§ Problem description
In the entries below, spot each line with the word "median" and copy it.

(Beginning of Supplied records)

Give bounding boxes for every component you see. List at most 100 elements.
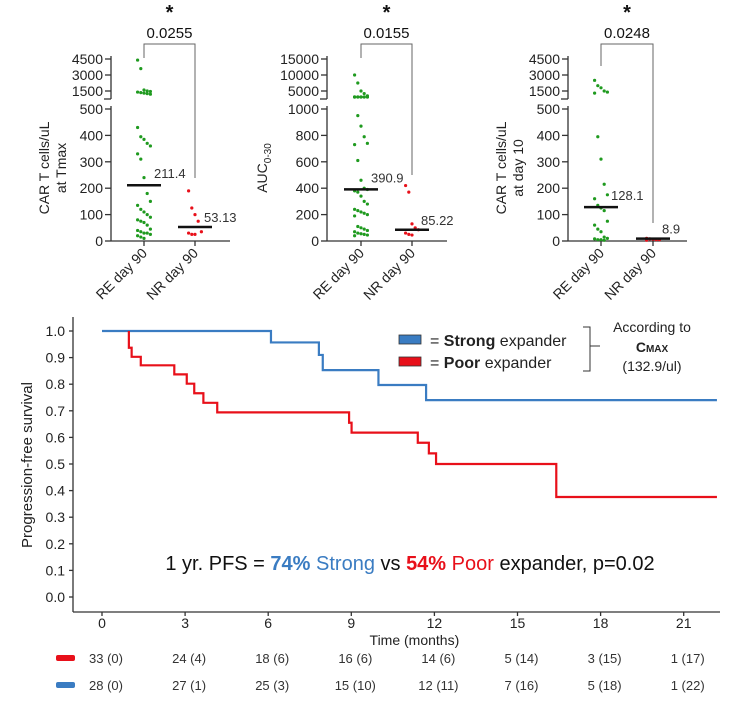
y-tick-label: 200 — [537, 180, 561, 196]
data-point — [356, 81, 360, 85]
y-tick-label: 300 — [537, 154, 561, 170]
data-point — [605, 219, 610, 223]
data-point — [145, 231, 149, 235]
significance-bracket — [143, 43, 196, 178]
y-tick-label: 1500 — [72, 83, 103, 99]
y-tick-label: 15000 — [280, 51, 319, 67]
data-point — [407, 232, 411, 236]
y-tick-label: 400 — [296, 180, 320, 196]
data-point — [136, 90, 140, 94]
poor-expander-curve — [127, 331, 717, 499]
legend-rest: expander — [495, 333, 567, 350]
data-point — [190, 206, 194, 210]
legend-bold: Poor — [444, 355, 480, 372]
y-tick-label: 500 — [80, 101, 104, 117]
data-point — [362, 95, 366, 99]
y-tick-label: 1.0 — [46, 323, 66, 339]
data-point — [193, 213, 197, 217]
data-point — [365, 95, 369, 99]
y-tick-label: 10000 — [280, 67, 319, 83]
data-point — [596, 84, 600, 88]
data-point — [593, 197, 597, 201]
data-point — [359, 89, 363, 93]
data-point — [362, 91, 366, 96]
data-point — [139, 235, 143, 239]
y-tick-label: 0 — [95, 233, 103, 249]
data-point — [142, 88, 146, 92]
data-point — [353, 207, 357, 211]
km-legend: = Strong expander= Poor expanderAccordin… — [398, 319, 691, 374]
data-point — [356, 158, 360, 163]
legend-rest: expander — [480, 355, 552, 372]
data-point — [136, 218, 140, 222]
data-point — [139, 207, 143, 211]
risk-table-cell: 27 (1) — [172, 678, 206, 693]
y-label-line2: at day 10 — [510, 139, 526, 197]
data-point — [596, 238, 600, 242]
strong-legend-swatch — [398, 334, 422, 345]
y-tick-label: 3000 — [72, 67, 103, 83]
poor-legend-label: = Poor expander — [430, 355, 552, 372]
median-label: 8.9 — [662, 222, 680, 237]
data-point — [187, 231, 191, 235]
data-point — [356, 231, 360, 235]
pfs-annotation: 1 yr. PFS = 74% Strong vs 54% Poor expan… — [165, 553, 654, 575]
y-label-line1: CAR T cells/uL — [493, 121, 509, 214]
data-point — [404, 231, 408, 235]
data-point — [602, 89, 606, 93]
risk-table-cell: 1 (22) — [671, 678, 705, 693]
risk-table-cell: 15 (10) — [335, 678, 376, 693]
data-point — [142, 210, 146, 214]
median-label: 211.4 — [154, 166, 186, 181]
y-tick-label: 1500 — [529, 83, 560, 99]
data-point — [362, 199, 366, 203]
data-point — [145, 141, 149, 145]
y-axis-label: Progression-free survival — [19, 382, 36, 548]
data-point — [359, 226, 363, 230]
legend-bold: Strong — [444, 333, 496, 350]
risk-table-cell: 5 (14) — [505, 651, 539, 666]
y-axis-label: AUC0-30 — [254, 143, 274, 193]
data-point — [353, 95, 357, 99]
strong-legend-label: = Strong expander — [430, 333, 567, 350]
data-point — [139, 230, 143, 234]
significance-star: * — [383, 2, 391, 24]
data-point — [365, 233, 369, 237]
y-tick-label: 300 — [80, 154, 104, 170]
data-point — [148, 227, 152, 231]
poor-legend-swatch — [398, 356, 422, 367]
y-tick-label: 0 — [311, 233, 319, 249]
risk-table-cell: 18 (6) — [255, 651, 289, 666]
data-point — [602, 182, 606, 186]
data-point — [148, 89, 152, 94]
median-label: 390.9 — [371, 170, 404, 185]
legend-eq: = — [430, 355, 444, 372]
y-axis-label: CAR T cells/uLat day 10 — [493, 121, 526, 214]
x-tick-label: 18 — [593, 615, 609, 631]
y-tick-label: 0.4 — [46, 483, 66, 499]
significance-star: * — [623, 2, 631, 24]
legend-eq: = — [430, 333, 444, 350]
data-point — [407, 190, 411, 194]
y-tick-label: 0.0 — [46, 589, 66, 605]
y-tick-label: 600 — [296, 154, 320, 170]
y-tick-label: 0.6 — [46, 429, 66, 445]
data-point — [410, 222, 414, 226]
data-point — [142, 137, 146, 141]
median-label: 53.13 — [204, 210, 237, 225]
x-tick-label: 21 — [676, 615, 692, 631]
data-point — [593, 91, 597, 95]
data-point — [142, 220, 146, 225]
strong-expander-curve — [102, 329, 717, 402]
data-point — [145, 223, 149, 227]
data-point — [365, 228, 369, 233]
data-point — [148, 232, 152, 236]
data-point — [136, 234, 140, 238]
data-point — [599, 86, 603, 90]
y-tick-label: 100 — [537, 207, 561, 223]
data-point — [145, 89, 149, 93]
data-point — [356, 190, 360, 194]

(End of Supplied records)

§ Task output
median-label: 8.9 — [662, 222, 680, 237]
median-label: 211.4 — [154, 166, 186, 181]
median-label: 390.9 — [371, 170, 404, 185]
median-label: 53.13 — [204, 210, 237, 225]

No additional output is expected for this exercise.